DIRECTIONS FOR THIS TASK: Scan each line of the records for the word "制度自信" and extract the ones that have it.

DATA TO USE:
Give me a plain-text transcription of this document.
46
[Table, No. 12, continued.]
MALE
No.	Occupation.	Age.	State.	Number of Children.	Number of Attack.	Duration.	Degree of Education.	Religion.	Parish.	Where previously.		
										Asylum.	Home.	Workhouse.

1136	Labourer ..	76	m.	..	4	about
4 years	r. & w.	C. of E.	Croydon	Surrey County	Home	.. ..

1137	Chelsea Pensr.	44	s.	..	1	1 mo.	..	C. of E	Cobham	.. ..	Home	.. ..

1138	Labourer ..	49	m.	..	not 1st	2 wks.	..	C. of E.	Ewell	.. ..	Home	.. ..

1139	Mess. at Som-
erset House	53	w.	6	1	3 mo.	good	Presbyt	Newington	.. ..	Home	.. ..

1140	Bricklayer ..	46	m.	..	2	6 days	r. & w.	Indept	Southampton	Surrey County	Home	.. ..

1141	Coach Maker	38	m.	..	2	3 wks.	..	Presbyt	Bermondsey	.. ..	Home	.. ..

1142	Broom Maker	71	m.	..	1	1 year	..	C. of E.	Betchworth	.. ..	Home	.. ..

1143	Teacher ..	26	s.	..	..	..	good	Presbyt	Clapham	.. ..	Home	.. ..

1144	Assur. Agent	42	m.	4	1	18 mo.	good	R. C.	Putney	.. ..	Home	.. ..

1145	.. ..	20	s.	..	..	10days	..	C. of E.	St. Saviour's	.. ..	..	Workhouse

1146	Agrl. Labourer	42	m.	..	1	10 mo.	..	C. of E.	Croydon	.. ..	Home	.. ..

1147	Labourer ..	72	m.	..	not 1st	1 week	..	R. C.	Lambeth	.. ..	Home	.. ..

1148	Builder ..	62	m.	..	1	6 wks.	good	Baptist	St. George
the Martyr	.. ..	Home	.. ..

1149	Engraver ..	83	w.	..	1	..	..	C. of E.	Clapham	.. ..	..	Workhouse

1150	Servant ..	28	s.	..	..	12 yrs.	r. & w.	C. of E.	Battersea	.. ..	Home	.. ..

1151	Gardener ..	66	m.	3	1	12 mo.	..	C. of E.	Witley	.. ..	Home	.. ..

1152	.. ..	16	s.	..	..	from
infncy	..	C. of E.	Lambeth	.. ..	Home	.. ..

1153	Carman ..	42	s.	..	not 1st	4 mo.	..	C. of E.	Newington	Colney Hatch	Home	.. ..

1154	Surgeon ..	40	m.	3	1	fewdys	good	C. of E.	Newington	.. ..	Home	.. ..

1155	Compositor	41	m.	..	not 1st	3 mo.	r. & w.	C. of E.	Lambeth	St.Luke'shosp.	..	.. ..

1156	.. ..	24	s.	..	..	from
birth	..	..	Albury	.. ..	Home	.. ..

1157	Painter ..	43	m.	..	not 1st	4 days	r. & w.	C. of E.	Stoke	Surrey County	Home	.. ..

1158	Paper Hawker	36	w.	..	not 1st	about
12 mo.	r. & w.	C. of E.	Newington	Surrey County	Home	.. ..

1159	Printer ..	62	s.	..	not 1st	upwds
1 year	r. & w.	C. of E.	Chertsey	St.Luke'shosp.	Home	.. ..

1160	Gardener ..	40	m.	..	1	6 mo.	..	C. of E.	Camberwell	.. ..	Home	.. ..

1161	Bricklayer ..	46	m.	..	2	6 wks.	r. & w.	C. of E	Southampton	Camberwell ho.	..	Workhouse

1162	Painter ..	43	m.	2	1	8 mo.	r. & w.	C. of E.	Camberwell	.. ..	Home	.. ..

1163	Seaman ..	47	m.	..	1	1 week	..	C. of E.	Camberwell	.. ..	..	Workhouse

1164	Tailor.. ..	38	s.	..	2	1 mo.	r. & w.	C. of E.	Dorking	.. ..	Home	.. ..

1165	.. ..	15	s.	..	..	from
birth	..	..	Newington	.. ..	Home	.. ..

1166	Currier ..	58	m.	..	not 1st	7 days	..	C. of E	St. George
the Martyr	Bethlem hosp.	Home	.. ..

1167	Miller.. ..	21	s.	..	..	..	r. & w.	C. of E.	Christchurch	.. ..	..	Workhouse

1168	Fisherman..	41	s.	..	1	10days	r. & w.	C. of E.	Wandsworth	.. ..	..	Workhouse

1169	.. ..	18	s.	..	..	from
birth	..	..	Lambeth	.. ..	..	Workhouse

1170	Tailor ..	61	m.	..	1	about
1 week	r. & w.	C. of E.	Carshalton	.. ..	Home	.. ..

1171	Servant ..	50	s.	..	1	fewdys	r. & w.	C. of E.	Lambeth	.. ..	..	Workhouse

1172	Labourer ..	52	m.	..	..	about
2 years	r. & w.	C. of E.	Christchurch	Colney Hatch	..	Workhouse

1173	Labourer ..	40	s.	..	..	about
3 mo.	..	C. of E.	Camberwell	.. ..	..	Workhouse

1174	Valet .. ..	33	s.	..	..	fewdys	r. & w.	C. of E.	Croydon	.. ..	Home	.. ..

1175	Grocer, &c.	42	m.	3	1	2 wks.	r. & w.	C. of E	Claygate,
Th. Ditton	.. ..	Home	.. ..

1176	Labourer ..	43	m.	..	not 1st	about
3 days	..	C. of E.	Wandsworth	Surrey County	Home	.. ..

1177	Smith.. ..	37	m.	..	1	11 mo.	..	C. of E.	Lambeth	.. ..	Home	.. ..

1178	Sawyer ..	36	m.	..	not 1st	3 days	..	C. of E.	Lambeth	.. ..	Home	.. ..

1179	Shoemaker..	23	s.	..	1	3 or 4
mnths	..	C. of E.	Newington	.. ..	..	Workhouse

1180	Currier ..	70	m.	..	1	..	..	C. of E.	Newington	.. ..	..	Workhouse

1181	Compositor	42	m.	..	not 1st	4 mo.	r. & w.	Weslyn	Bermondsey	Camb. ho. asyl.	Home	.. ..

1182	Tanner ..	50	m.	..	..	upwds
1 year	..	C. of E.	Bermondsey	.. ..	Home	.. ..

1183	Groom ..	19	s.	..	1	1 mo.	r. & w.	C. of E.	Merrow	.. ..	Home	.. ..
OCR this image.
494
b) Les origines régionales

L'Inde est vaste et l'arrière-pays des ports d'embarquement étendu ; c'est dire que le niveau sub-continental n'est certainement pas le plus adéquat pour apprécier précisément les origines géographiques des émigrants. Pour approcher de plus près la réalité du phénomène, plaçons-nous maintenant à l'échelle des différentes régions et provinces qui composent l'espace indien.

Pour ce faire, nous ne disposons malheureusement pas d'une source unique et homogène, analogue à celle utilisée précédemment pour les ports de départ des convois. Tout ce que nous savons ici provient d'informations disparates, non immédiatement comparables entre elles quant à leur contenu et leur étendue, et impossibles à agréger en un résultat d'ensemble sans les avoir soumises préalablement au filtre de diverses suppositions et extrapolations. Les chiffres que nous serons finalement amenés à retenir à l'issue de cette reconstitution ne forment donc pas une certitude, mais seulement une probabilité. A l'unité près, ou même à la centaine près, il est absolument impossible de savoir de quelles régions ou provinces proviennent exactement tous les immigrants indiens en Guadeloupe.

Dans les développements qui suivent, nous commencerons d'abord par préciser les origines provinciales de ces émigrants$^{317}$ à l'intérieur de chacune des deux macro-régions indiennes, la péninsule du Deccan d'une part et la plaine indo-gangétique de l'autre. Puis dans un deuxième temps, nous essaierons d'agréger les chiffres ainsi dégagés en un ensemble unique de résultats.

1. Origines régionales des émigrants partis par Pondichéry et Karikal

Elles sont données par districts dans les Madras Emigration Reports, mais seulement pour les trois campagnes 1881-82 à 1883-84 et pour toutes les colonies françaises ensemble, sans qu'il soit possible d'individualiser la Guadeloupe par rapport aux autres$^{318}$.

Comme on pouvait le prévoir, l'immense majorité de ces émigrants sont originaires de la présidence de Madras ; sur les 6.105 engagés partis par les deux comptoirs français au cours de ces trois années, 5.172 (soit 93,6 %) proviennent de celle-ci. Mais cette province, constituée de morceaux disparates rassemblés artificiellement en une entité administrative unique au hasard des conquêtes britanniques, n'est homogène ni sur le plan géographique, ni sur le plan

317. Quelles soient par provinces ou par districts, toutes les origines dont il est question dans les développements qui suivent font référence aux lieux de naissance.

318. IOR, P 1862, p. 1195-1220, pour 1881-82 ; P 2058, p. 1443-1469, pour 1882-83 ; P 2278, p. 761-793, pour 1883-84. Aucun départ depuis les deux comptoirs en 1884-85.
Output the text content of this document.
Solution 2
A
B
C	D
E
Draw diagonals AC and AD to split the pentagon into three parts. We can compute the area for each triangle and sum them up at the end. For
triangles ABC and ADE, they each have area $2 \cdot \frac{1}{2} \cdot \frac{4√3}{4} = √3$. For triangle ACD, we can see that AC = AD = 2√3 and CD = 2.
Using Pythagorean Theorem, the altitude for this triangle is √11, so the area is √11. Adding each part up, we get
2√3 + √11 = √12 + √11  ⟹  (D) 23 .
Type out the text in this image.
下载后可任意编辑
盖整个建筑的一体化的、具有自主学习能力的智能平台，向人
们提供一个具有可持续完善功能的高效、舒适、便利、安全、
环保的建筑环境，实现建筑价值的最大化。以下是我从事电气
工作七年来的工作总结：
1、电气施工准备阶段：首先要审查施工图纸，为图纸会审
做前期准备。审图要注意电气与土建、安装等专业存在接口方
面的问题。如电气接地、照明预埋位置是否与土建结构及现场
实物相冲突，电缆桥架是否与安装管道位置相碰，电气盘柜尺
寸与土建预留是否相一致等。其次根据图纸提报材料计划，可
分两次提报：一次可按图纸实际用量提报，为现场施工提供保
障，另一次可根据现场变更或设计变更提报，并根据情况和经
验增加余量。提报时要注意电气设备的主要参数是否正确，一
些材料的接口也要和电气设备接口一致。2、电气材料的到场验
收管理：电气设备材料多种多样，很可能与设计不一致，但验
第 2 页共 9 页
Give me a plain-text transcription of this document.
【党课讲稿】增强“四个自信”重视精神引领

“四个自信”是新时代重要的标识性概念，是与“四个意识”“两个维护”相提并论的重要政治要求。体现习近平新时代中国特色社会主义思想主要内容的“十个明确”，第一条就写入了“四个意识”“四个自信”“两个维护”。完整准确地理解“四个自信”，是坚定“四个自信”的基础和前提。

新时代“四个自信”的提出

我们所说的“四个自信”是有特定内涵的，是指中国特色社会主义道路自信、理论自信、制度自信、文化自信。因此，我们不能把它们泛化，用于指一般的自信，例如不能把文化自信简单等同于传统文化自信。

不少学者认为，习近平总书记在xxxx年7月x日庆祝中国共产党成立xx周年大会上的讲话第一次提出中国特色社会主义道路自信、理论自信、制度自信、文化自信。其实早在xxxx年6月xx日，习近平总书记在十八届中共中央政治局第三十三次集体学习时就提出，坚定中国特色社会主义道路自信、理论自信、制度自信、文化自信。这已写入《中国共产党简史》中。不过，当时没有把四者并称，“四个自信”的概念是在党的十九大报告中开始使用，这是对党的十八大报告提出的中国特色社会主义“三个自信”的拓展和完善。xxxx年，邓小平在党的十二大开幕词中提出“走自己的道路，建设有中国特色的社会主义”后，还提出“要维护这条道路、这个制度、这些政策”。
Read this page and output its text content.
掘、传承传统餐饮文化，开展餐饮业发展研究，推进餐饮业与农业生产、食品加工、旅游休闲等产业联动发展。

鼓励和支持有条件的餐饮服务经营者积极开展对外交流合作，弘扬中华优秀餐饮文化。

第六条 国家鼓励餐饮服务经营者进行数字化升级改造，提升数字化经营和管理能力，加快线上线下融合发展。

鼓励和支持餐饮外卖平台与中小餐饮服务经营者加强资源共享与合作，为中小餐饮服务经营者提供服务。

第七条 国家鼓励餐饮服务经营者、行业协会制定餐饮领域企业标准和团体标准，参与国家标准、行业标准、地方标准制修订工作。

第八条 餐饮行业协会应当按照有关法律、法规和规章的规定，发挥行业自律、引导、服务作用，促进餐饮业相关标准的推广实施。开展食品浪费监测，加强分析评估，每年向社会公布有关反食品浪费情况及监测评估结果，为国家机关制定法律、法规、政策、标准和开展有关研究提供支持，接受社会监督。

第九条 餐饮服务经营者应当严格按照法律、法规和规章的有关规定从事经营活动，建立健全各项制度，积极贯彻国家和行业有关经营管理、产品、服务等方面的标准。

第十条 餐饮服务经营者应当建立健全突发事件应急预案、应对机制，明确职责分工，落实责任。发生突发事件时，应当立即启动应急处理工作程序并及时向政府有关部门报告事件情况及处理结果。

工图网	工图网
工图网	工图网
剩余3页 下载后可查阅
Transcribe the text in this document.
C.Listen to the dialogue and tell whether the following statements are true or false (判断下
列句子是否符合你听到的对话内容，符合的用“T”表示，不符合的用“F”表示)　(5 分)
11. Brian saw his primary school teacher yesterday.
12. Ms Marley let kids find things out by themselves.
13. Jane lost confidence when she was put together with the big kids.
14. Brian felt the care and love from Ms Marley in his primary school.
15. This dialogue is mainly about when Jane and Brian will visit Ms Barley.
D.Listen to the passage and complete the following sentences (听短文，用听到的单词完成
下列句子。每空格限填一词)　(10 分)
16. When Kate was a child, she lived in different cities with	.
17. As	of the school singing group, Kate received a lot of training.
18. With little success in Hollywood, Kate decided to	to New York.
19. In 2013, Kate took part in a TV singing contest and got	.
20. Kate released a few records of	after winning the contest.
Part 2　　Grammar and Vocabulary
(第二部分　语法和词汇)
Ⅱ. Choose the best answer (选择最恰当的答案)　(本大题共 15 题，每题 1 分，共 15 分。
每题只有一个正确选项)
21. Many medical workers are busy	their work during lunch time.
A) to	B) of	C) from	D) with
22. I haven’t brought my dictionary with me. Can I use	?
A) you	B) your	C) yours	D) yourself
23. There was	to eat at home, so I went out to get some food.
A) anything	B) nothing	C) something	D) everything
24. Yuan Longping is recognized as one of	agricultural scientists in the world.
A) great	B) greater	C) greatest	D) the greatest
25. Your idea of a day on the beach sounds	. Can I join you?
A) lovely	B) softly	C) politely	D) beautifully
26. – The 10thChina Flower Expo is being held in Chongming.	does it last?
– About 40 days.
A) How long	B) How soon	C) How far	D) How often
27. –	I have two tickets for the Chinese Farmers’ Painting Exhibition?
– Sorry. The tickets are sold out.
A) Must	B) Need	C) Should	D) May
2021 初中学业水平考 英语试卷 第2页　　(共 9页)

RESPONSE FOR THIS EXERCISE:
我们所说的“四个自信”是有特定内涵的，是指中国特色社会主义道路自信、理论自信、制度自信、文化自信。因此，我们不能把它们泛化，用于指一般的自信，例如不能把文化自信简单等同于传统文化自信。
不少学者认为，习近平总书记在xxxx年7月x日庆祝中国共产党成立xx周年大会上的讲话第一次提出中国特色社会主义道路自信、理论自信、制度自信、文化自信。其实早在xxxx年6月xx日，习近平总书记在十八届中共中央政治局第三十三次集体学习时就提出，坚定中国特色社会主义道路自信、理论自信、制度自信、文化自信。这已写入《中国共产党简史》中。不过，当时没有把四者并称，“四个自信”的概念是在党的十九大报告中开始使用，这是对党的十八大报告提出的中国特色社会主义“三个自信”的拓展和完善。xxxx年，邓小平在党的十二大开幕词中提出“走自己的道路，建设有中国特色的社会主义”后，还提出“要维护这条道路、这个制度、这些政策”。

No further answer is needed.